[START MATERIAL SUPPLIED]
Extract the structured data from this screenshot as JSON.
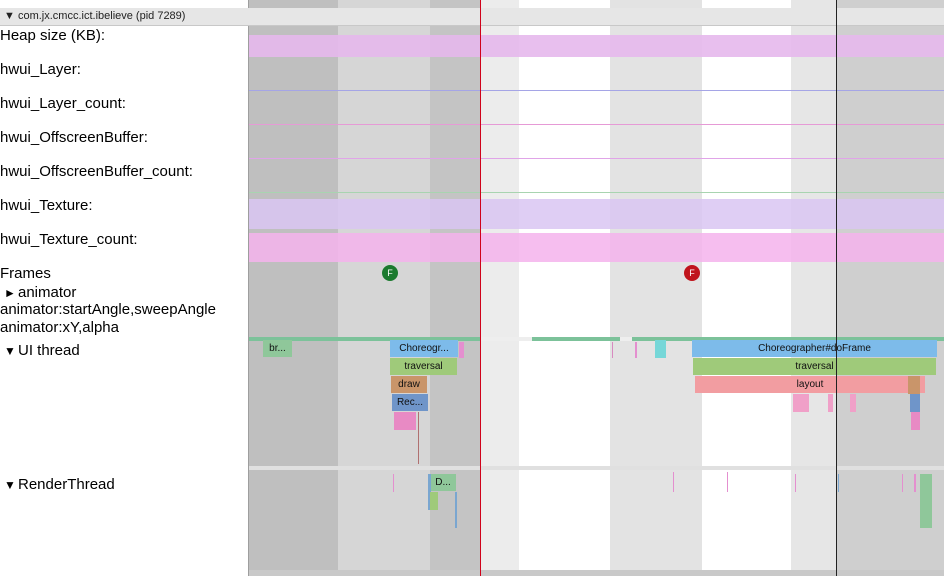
{
  "process": {
    "title": "com.jx.cmcc.ict.ibelieve (pid 7289)",
    "toggle": "▼"
  },
  "tracks": [
    {
      "label": "Heap size (KB):"
    },
    {
      "label": "hwui_Layer:"
    },
    {
      "label": "hwui_Layer_count:"
    },
    {
      "label": "hwui_OffscreenBuffer:"
    },
    {
      "label": "hwui_OffscreenBuffer_count:"
    },
    {
      "label": "hwui_Texture:"
    },
    {
      "label": "hwui_Texture_count:"
    },
    {
      "label": "Frames"
    }
  ],
  "animator": {
    "toggle": "►",
    "label": "animator",
    "sub1": "animator:startAngle,sweepAngle",
    "sub2": "animator:xY,alpha"
  },
  "ui_thread": {
    "toggle": "▼",
    "label": "UI thread"
  },
  "render_thread": {
    "toggle": "▼",
    "label": "RenderThread"
  },
  "frames": {
    "marker1": "F",
    "marker2": "F",
    "marker1_color": "#1b7a2e",
    "marker2_color": "#c0141c"
  },
  "slices": {
    "br": "br...",
    "choreo_short": "Choreogr...",
    "traversal_1": "traversal",
    "draw": "draw",
    "rec": "Rec...",
    "choreo_long": "Choreographer#doFrame",
    "traversal_2": "traversal",
    "layout": "layout",
    "d": "D..."
  },
  "colors": {
    "heap": "#e6b8ec",
    "texture": "#d9c6f2",
    "texture_count": "#f4b3ec",
    "choreo": "#7dbbea",
    "traversal": "#9fca7a",
    "draw": "#c9956a",
    "layout": "#f29da1",
    "rec": "#6f95c9",
    "cursor_red": "#d0021b"
  }
}
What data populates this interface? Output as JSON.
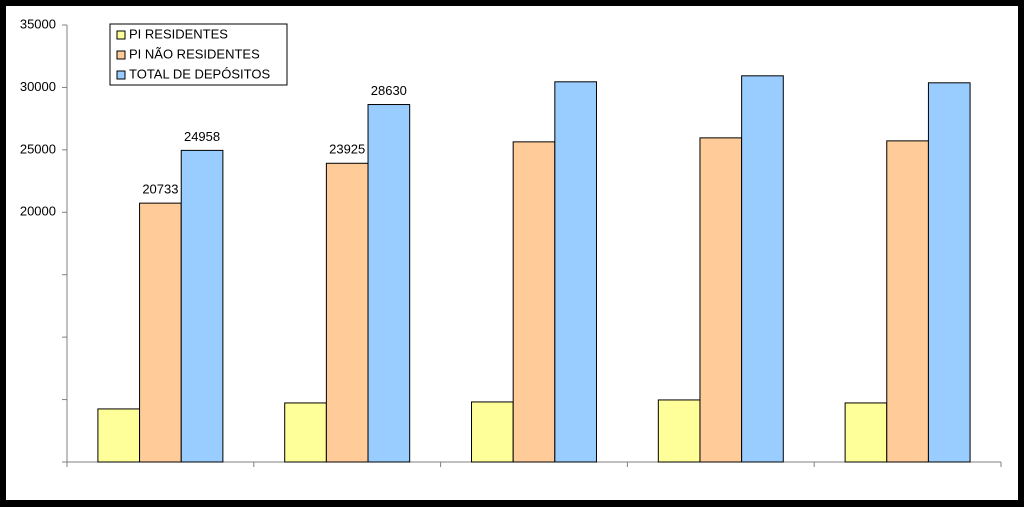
[END MATERIAL SUPPLIED]
WHAT YOU HAVE TO DO » Search the lines for "data". Copy each line that has it.

REPLY »
Extract the structured data from this screenshot as JSON.
What data populates this interface? Output as JSON.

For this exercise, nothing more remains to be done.